DIRECTIONS FOR THIS TASK> Here are some records; quote them exactly, leaving out the pictures.

[GIVEN DATA start]

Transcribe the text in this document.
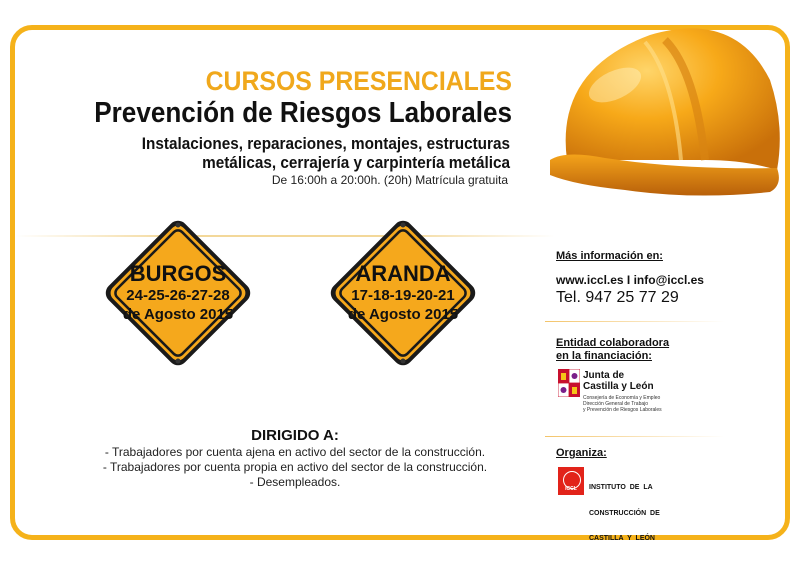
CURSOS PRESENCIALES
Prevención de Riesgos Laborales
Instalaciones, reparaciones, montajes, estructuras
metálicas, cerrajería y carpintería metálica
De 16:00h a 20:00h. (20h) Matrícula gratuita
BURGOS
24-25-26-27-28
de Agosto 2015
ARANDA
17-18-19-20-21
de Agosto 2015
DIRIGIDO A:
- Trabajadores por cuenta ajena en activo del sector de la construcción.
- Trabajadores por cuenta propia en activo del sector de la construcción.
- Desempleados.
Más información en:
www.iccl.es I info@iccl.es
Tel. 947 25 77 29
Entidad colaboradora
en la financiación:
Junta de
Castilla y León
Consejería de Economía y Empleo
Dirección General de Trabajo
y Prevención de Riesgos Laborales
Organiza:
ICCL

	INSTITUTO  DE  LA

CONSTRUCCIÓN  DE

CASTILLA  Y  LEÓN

[GIVEN DATA end]

SOLVED PROBLEM>
Transcribe the text in this document.
CURSOS PRESENCIALES
Prevención de Riesgos Laborales
Instalaciones, reparaciones, montajes, estructuras
metálicas, cerrajería y carpintería metálica
De 16:00h a 20:00h. (20h) Matrícula gratuita
BURGOS
24-25-26-27-28
de Agosto 2015
ARANDA
17-18-19-20-21
de Agosto 2015
DIRIGIDO A:
- Trabajadores por cuenta ajena en activo del sector de la construcción.
- Trabajadores por cuenta propia en activo del sector de la construcción.
- Desempleados.
Más información en:
www.iccl.es I info@iccl.es
Tel. 947 25 77 29
Entidad colaboradora
en la financiación:
Junta de
Castilla y León
Consejería de Economía y Empleo
Dirección General de Trabajo
y Prevención de Riesgos Laborales
Organiza:
ICCL

	INSTITUTO  DE  LA

CONSTRUCCIÓN  DE

CASTILLA  Y  LEÓN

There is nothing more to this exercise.